• _Instruction_: Where the data below has the string "files", return the whole line.

• _Given entries_:
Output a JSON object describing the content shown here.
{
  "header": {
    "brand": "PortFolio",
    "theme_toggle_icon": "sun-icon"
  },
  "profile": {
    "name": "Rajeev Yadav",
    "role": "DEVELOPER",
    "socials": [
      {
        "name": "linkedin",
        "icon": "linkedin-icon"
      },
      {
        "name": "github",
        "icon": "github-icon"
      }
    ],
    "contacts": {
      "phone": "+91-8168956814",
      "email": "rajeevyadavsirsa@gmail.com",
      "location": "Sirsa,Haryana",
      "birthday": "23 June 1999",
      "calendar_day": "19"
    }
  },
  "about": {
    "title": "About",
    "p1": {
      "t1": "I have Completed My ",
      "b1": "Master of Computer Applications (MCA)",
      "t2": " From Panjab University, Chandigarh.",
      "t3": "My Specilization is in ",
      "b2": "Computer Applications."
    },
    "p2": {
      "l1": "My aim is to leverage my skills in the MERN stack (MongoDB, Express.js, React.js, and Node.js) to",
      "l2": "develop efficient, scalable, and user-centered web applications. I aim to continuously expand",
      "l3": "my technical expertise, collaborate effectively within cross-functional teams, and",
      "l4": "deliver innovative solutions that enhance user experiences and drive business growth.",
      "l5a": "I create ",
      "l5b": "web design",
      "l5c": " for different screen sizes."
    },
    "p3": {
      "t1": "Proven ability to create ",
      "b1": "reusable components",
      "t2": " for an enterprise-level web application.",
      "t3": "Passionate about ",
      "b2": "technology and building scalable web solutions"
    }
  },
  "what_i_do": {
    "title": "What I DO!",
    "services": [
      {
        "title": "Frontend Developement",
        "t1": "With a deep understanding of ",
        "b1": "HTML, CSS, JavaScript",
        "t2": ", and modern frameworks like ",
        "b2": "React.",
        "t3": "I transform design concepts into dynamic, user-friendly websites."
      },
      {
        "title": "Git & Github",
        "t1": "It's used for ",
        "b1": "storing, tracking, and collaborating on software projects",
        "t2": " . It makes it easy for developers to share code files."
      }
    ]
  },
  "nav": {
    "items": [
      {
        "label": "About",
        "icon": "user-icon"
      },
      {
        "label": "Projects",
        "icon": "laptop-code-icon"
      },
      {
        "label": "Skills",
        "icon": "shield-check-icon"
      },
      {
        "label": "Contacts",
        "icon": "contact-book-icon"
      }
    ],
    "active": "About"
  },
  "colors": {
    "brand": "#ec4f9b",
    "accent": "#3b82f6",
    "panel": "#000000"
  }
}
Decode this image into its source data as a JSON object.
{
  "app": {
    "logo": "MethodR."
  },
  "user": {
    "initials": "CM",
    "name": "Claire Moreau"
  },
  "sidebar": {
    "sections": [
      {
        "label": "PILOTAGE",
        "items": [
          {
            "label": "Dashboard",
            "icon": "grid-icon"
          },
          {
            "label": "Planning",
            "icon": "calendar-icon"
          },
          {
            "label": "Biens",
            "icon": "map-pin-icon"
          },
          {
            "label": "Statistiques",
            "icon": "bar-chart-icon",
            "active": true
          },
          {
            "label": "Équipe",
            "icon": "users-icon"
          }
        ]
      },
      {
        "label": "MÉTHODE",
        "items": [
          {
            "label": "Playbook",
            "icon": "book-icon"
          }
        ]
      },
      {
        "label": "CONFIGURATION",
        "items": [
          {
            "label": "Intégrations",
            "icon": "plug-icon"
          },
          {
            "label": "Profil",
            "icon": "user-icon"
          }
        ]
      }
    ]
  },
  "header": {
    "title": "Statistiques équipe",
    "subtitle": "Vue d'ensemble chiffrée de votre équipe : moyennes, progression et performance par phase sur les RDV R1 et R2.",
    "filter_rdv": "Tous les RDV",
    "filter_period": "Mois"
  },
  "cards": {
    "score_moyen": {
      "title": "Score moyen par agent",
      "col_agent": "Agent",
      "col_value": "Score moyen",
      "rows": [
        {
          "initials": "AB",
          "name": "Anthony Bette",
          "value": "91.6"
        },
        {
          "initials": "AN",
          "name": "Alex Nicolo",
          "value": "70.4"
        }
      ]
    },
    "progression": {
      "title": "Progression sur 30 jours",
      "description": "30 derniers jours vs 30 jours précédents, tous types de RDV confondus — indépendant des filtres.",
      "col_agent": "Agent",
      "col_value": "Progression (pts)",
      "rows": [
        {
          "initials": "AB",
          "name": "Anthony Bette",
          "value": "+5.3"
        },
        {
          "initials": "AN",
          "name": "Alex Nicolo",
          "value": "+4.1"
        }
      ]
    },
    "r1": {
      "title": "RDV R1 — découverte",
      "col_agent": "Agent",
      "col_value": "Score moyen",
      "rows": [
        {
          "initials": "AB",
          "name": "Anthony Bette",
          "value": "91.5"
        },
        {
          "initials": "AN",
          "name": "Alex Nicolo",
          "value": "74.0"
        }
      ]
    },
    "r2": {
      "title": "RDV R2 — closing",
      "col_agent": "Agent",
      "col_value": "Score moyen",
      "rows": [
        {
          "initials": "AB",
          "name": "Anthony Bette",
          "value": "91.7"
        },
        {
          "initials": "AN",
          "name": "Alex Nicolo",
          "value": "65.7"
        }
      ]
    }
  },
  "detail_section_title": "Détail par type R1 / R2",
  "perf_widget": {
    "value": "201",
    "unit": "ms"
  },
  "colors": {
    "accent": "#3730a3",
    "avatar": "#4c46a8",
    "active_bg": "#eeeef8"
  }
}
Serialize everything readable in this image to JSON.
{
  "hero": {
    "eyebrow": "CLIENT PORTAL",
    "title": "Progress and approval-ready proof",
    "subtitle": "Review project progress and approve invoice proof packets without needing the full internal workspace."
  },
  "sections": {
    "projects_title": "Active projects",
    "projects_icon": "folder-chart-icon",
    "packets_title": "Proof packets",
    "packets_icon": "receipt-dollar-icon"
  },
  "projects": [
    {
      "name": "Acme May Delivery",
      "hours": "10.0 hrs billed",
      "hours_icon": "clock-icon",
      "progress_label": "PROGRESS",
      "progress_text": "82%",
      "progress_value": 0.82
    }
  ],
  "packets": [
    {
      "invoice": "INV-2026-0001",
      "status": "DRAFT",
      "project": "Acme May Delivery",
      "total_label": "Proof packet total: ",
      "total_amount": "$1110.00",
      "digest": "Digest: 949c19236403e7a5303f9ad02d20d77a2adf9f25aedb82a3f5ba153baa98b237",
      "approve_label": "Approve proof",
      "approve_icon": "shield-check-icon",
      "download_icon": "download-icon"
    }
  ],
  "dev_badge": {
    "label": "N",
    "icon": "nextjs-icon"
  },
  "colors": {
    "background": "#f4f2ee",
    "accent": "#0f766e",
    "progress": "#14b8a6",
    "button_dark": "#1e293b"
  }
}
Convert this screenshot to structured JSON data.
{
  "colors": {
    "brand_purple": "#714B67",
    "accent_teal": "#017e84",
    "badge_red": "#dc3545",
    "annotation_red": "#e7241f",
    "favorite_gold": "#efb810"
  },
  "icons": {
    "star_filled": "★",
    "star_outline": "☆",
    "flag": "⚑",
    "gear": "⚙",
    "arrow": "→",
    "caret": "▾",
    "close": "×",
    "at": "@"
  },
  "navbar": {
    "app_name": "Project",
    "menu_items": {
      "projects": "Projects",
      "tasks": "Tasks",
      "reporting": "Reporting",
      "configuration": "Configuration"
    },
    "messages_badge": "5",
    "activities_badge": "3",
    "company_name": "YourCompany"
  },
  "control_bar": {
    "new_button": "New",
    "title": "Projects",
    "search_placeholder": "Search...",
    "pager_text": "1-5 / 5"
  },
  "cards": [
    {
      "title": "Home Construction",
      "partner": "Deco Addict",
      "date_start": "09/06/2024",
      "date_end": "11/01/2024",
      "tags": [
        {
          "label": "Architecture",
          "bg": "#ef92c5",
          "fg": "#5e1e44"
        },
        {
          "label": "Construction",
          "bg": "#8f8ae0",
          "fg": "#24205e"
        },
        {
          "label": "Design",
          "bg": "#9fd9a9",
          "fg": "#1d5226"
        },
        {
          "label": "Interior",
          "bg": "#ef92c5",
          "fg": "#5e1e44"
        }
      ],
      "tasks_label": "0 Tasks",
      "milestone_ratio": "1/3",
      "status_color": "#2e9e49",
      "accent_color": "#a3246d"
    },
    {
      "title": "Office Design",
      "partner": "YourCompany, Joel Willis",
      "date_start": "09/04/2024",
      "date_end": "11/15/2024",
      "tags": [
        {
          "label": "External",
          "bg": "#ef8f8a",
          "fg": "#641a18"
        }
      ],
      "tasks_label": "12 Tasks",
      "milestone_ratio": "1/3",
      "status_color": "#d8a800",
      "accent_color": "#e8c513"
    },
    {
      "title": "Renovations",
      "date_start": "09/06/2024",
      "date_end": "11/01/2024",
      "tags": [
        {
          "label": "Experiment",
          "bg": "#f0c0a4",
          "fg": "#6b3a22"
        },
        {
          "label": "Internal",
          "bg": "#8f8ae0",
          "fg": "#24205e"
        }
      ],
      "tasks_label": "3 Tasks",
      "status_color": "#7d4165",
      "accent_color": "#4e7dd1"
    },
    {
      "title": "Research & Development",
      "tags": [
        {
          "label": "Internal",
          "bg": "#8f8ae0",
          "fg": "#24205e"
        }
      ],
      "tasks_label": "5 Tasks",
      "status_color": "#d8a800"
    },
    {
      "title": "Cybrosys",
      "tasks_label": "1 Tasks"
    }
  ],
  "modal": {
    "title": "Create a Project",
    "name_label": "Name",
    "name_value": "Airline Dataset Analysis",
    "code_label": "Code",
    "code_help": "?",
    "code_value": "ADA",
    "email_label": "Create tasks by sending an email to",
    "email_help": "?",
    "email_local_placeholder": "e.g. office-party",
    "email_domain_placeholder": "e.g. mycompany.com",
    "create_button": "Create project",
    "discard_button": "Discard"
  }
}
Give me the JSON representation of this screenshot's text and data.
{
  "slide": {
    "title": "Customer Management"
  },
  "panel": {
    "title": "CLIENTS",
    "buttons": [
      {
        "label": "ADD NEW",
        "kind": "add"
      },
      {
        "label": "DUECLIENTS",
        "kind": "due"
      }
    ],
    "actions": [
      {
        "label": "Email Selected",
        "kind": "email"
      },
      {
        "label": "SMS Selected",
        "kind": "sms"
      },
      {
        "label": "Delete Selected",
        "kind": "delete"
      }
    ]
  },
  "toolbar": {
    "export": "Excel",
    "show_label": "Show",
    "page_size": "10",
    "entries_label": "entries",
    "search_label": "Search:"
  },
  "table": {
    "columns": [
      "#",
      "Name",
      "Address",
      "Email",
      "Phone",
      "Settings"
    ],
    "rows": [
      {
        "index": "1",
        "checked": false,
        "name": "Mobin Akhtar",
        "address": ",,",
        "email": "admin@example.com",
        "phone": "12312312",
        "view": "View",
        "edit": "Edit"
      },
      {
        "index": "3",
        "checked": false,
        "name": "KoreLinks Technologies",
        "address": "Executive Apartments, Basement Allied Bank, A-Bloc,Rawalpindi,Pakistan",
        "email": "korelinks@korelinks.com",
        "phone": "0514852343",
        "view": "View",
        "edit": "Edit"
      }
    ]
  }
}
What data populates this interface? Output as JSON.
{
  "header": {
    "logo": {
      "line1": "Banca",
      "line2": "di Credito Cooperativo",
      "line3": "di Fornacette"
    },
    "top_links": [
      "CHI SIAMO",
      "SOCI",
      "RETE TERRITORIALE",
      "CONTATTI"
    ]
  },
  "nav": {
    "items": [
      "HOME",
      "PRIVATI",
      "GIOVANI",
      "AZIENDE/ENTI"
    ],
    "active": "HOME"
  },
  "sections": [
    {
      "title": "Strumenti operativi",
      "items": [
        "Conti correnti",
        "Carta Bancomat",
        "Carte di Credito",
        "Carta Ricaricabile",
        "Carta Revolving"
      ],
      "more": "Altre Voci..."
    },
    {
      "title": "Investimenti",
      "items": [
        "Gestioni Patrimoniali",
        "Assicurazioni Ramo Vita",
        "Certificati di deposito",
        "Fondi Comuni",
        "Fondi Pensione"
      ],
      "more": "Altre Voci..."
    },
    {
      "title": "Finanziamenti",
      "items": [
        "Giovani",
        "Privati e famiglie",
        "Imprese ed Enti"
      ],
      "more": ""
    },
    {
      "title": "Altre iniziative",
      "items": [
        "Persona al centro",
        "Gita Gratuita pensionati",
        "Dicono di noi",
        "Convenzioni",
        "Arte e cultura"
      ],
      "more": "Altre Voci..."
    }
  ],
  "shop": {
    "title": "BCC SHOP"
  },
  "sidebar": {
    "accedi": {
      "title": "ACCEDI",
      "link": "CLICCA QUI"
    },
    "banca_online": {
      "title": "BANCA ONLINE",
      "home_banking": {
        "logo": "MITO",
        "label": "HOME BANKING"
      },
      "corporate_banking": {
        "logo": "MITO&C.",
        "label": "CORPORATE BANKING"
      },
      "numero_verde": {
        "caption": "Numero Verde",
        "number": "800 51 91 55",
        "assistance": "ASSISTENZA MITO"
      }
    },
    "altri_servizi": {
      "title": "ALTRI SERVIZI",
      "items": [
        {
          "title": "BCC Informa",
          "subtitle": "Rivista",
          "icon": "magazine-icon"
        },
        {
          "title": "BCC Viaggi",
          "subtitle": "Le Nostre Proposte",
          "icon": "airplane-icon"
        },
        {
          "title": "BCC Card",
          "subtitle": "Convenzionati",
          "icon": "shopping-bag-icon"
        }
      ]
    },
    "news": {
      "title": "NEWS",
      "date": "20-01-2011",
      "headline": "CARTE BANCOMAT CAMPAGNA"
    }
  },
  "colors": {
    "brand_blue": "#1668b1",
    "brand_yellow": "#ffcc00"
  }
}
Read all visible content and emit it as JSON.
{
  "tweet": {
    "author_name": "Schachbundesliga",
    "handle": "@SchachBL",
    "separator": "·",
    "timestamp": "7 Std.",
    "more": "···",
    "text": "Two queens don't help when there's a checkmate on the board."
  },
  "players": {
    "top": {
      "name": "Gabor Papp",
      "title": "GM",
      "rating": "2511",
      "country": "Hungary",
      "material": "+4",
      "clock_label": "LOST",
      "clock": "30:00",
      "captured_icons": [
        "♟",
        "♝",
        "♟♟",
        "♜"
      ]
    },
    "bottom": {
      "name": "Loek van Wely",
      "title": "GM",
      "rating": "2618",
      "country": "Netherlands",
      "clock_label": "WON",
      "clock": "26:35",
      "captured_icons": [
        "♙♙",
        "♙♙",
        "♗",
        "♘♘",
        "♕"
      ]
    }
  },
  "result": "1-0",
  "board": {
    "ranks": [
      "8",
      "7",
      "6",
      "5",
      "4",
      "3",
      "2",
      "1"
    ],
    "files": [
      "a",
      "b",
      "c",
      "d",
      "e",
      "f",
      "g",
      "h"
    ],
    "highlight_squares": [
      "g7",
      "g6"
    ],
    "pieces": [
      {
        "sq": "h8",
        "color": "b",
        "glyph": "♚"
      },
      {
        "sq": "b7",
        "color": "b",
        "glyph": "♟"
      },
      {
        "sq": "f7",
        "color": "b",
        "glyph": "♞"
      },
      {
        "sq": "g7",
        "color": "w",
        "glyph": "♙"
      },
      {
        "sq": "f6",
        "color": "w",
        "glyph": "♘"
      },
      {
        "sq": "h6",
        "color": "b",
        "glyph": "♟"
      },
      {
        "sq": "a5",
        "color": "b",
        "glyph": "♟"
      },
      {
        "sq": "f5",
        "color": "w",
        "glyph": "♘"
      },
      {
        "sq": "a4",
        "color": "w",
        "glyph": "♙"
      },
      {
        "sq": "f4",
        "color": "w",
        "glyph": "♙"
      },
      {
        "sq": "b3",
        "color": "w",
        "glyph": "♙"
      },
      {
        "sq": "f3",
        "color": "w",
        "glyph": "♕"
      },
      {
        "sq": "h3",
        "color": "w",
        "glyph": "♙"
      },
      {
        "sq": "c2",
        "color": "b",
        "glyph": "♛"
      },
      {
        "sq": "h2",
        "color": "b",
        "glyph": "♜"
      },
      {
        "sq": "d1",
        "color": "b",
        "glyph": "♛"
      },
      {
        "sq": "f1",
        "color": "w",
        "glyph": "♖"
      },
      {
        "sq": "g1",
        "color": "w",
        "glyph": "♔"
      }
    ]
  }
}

• _Correct result_:
        "t2": " . It makes it easy for developers to share code files."
    "files": [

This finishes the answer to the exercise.